::: Dataset rows :::
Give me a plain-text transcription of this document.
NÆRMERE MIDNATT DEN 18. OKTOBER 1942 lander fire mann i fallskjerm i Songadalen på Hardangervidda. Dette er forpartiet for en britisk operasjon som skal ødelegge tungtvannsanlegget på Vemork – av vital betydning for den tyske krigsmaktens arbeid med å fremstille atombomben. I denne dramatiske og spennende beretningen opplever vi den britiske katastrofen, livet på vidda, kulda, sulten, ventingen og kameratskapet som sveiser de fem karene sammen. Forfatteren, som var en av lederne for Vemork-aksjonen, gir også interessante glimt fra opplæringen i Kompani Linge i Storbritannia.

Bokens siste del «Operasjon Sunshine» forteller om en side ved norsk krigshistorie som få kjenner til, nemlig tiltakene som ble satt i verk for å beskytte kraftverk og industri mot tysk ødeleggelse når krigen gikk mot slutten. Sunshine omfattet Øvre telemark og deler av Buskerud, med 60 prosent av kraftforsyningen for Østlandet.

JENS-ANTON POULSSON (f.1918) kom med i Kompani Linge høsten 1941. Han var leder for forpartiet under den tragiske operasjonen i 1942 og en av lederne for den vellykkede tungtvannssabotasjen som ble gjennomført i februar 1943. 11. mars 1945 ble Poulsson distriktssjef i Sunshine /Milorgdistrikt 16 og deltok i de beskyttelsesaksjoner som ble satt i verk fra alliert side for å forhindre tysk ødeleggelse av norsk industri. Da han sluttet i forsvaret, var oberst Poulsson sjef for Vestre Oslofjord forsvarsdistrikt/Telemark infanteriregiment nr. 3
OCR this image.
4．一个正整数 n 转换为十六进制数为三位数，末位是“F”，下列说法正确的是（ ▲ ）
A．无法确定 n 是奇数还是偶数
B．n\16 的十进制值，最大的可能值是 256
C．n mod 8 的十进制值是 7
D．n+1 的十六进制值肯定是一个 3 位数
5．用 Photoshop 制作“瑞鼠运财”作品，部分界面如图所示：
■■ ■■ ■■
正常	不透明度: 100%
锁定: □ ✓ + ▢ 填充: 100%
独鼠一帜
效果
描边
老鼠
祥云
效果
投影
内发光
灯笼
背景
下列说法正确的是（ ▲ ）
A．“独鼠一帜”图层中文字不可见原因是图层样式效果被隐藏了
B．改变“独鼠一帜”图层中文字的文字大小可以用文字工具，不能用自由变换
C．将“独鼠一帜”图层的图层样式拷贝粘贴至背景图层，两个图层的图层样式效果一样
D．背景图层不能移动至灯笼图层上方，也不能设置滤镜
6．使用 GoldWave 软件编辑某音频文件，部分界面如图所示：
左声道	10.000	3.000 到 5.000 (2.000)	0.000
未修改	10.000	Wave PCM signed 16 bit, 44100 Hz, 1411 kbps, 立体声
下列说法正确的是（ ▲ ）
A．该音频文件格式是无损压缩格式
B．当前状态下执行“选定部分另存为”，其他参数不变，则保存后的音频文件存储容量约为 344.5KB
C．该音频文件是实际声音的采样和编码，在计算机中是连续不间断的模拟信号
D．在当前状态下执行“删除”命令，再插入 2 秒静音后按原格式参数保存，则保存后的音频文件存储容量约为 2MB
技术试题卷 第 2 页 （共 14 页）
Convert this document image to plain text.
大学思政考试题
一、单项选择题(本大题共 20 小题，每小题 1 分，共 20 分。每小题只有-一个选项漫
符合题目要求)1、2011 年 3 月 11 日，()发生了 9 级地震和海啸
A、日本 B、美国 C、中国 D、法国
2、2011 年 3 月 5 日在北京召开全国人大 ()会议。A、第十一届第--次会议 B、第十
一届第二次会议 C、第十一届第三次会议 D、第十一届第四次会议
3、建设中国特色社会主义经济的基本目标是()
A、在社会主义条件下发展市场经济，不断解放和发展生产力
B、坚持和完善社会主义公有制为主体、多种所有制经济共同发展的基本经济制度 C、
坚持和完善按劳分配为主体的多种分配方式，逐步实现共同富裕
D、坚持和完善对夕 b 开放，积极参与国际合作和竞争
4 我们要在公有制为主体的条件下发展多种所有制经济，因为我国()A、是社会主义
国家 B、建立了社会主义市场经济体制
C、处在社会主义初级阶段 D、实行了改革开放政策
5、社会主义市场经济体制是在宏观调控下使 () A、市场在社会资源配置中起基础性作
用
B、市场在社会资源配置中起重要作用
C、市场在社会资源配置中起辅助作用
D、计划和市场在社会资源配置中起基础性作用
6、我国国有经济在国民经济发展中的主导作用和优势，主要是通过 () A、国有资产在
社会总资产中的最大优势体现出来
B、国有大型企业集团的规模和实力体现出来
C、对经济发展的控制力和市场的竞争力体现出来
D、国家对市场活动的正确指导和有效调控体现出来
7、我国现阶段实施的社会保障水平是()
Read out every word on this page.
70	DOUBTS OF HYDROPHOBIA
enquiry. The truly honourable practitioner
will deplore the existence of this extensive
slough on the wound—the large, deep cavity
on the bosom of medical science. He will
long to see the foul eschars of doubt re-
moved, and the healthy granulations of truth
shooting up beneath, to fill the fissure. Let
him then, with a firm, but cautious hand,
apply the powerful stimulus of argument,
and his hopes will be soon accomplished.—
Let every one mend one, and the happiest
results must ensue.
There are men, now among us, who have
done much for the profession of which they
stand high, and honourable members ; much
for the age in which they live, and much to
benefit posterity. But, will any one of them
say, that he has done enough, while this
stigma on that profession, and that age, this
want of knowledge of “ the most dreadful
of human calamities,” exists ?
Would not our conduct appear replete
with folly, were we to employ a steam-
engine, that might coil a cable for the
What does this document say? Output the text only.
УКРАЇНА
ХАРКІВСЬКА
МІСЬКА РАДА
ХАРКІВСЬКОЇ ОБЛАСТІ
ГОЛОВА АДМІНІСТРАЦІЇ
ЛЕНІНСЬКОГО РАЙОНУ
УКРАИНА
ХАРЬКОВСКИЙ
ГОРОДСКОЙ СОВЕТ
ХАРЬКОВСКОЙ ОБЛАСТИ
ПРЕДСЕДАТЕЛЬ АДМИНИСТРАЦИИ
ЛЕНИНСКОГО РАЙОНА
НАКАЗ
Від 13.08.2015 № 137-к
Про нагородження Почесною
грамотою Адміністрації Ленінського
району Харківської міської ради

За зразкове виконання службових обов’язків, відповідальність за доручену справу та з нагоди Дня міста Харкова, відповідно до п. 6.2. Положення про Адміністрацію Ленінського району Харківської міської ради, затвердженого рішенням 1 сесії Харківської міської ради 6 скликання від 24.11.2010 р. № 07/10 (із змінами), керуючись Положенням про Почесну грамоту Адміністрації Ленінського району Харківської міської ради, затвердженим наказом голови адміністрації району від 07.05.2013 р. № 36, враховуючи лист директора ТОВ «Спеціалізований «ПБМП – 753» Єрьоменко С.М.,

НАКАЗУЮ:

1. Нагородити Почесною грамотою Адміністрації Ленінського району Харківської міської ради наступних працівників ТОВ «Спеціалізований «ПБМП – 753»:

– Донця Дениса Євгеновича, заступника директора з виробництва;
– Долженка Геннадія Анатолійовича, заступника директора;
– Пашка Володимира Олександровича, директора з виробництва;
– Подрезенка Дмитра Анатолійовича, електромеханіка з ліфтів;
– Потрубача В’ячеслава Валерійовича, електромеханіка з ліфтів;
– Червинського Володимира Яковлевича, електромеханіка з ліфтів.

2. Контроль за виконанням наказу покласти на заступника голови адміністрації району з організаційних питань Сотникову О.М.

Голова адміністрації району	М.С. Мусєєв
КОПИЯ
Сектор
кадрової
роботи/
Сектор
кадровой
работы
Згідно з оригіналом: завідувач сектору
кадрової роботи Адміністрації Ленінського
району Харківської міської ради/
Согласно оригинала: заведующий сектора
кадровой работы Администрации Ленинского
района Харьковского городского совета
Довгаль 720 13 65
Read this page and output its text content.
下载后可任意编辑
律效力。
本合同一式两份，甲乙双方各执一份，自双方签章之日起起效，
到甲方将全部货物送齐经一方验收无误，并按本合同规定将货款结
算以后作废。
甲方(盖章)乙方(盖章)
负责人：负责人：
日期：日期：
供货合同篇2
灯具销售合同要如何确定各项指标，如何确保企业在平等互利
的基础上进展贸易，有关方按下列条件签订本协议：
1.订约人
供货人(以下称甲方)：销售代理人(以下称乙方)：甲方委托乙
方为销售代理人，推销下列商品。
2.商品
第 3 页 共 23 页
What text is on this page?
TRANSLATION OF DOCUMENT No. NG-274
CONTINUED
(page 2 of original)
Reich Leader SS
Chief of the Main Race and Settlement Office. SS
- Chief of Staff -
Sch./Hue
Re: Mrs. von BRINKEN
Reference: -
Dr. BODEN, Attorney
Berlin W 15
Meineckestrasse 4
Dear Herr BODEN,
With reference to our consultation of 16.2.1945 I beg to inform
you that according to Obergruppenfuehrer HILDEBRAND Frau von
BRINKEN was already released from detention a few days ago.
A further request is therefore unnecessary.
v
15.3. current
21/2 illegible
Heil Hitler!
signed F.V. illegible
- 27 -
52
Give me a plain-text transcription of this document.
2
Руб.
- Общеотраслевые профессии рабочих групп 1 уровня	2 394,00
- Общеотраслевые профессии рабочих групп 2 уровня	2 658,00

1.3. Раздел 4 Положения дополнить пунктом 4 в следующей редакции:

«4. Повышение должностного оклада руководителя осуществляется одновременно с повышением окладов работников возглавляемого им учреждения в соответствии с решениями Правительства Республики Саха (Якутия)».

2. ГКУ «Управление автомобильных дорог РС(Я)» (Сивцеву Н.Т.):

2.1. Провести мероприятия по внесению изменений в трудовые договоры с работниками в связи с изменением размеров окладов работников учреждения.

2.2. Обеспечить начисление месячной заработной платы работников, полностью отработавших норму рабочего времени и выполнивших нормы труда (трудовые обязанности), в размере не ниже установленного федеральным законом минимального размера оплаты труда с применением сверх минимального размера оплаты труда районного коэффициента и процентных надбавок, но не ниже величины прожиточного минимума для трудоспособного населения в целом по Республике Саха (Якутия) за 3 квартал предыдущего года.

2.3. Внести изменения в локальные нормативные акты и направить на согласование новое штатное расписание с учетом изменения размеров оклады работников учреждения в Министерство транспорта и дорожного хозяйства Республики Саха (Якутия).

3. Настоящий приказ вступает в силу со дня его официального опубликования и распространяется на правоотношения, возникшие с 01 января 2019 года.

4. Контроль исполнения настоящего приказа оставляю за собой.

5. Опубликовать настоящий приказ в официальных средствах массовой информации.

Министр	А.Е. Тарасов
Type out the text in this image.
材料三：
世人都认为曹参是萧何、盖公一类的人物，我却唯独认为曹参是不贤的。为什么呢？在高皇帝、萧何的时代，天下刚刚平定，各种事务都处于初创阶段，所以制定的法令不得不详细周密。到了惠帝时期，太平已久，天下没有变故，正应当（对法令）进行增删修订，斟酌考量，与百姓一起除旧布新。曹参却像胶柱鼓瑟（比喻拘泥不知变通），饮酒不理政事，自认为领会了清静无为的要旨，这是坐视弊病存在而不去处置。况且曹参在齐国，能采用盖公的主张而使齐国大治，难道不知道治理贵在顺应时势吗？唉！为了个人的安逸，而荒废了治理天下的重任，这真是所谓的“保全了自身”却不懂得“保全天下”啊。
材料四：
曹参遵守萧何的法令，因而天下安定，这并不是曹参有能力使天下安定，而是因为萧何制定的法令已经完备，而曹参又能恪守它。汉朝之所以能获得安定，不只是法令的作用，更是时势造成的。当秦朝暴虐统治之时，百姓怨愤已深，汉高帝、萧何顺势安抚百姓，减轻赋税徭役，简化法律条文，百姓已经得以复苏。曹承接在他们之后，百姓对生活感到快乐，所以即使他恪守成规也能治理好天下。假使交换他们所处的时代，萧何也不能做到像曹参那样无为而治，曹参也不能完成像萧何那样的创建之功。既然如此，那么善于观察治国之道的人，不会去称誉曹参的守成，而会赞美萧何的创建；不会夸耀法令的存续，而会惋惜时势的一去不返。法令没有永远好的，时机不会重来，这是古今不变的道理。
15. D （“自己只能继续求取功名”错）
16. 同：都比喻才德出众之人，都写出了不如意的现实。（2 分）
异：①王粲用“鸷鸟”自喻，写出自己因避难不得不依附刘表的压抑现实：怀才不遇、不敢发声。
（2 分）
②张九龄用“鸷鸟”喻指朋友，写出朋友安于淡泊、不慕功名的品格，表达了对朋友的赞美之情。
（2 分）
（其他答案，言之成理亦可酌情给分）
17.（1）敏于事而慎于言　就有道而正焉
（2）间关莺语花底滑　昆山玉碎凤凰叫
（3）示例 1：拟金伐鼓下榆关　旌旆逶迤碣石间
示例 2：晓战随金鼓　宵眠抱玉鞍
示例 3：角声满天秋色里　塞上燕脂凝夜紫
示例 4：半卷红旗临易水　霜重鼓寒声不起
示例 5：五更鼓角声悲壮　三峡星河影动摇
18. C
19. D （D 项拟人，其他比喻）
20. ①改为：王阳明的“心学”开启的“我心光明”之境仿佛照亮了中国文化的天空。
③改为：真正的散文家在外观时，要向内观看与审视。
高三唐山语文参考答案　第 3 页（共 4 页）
:::
> **Your task**
Every line from the one containing "Type out the text in this image." through the end of the entries above must be echoed exactly, with both ends kept.

> **Response to the task**
Type out the text in this image.
材料三：
世人都认为曹参是萧何、盖公一类的人物，我却唯独认为曹参是不贤的。为什么呢？在高皇帝、萧何的时代，天下刚刚平定，各种事务都处于初创阶段，所以制定的法令不得不详细周密。到了惠帝时期，太平已久，天下没有变故，正应当（对法令）进行增删修订，斟酌考量，与百姓一起除旧布新。曹参却像胶柱鼓瑟（比喻拘泥不知变通），饮酒不理政事，自认为领会了清静无为的要旨，这是坐视弊病存在而不去处置。况且曹参在齐国，能采用盖公的主张而使齐国大治，难道不知道治理贵在顺应时势吗？唉！为了个人的安逸，而荒废了治理天下的重任，这真是所谓的“保全了自身”却不懂得“保全天下”啊。
材料四：
曹参遵守萧何的法令，因而天下安定，这并不是曹参有能力使天下安定，而是因为萧何制定的法令已经完备，而曹参又能恪守它。汉朝之所以能获得安定，不只是法令的作用，更是时势造成的。当秦朝暴虐统治之时，百姓怨愤已深，汉高帝、萧何顺势安抚百姓，减轻赋税徭役，简化法律条文，百姓已经得以复苏。曹承接在他们之后，百姓对生活感到快乐，所以即使他恪守成规也能治理好天下。假使交换他们所处的时代，萧何也不能做到像曹参那样无为而治，曹参也不能完成像萧何那样的创建之功。既然如此，那么善于观察治国之道的人，不会去称誉曹参的守成，而会赞美萧何的创建；不会夸耀法令的存续，而会惋惜时势的一去不返。法令没有永远好的，时机不会重来，这是古今不变的道理。
15. D （“自己只能继续求取功名”错）
16. 同：都比喻才德出众之人，都写出了不如意的现实。（2 分）
异：①王粲用“鸷鸟”自喻，写出自己因避难不得不依附刘表的压抑现实：怀才不遇、不敢发声。
（2 分）
②张九龄用“鸷鸟”喻指朋友，写出朋友安于淡泊、不慕功名的品格，表达了对朋友的赞美之情。
（2 分）
（其他答案，言之成理亦可酌情给分）
17.（1）敏于事而慎于言　就有道而正焉
（2）间关莺语花底滑　昆山玉碎凤凰叫
（3）示例 1：拟金伐鼓下榆关　旌旆逶迤碣石间
示例 2：晓战随金鼓　宵眠抱玉鞍
示例 3：角声满天秋色里　塞上燕脂凝夜紫
示例 4：半卷红旗临易水　霜重鼓寒声不起
示例 5：五更鼓角声悲壮　三峡星河影动摇
18. C
19. D （D 项拟人，其他比喻）
20. ①改为：王阳明的“心学”开启的“我心光明”之境仿佛照亮了中国文化的天空。
③改为：真正的散文家在外观时，要向内观看与审视。
高三唐山语文参考答案　第 3 页（共 4 页）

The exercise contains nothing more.